WHAT NEEDS TO BE DONE: Extract every line from the records below that contains the word "Ranges".

Figure data in JSON:
-=-=-
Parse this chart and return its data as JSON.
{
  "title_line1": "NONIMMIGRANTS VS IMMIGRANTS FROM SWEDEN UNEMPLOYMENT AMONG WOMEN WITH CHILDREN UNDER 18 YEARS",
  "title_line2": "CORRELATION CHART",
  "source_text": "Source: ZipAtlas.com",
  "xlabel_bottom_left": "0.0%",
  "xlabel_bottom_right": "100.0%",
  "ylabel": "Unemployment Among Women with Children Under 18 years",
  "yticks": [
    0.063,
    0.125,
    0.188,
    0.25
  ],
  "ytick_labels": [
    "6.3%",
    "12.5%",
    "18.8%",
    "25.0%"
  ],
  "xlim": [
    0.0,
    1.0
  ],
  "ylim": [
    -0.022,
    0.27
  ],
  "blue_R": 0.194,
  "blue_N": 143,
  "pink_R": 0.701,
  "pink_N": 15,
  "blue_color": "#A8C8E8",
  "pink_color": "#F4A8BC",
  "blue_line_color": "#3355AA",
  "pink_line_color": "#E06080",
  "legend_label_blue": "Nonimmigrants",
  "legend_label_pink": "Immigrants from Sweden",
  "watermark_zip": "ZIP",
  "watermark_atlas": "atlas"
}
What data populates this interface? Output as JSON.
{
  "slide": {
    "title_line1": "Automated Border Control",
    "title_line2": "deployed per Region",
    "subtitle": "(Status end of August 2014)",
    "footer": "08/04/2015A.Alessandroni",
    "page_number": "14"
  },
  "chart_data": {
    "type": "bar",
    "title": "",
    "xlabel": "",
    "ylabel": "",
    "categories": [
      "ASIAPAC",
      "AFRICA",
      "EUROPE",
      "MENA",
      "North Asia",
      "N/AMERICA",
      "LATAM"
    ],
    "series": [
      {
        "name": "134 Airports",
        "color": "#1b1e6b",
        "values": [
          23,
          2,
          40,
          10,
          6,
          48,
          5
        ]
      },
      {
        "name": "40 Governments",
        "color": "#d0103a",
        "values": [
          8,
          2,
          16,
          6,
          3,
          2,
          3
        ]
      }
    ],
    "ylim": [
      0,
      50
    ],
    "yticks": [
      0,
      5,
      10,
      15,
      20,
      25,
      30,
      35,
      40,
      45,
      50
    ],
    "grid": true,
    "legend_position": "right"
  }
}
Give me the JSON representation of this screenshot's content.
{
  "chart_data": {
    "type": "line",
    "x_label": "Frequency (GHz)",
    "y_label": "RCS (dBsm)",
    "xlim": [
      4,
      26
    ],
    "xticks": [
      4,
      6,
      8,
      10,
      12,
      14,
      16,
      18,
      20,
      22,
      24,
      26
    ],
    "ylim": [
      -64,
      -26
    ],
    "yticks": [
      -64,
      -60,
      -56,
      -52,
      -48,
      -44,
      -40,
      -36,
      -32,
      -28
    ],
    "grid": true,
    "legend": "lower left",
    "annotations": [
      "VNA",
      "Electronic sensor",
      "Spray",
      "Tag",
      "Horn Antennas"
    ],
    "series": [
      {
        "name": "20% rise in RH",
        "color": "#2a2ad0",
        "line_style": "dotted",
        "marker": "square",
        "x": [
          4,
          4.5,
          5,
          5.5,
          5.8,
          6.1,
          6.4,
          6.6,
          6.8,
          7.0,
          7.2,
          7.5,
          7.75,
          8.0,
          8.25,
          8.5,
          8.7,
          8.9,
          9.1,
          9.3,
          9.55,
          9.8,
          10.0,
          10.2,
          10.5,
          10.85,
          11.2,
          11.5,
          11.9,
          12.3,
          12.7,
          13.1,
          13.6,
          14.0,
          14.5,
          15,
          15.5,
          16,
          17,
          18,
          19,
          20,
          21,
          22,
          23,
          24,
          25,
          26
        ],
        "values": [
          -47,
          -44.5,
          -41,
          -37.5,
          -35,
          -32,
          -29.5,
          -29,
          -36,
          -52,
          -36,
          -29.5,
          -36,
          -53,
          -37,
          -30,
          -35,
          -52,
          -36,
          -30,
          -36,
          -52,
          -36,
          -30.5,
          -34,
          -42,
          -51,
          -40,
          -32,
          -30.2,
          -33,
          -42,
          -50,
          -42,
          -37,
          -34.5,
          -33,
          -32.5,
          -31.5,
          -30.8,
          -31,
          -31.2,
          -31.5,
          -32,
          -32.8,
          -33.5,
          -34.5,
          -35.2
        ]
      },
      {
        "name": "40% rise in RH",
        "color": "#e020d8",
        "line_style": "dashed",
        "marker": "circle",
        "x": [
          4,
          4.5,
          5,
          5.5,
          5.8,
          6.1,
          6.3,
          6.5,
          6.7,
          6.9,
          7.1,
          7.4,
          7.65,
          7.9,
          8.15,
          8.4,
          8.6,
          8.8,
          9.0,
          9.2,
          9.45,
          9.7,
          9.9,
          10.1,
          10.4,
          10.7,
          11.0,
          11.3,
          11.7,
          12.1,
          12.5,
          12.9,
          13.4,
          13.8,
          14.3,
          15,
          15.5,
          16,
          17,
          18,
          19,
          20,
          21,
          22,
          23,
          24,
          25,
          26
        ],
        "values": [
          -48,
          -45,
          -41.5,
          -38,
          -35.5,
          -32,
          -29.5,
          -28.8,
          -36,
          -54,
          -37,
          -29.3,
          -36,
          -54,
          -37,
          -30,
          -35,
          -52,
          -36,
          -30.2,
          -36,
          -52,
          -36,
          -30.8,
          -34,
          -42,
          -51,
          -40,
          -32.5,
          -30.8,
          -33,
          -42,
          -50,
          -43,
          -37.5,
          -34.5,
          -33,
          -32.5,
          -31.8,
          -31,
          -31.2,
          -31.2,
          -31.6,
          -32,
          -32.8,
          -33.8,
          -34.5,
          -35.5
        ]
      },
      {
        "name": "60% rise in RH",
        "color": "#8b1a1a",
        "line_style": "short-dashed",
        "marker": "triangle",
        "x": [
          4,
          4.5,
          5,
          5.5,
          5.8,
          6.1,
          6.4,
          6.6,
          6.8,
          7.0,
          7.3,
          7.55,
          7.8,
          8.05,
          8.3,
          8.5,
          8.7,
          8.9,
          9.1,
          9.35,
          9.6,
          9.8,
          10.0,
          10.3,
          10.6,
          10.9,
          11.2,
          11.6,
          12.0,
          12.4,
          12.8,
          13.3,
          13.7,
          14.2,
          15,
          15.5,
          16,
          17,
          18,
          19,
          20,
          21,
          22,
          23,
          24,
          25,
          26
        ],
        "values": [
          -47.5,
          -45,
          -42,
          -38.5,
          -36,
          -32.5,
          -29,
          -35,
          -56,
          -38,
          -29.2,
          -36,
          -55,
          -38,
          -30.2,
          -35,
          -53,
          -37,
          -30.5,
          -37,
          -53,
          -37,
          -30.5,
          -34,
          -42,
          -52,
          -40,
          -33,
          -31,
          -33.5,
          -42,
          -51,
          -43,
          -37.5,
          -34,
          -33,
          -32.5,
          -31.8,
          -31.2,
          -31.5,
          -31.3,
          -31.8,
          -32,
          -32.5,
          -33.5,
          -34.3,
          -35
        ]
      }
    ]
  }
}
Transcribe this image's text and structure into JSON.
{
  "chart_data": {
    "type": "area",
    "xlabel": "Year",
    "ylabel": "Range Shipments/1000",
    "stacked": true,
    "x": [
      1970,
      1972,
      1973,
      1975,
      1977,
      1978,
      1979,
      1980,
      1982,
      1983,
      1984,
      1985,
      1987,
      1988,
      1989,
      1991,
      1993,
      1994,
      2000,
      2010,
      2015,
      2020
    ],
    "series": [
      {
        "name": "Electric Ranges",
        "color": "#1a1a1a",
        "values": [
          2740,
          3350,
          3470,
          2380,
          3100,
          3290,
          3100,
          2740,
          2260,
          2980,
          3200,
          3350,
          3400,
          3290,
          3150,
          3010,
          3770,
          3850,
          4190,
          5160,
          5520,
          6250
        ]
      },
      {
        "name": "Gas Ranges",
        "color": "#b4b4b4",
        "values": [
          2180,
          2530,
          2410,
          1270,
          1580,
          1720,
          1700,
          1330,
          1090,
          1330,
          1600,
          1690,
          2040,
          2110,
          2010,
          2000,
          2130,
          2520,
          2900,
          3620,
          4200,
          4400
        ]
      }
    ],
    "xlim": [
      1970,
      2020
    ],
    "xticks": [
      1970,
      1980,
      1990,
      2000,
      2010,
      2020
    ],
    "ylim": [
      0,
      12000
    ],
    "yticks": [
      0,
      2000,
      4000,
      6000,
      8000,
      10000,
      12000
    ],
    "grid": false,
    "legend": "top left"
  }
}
-=-=-
THE RESULT:
        "name": "Electric Ranges",
        "name": "Gas Ranges",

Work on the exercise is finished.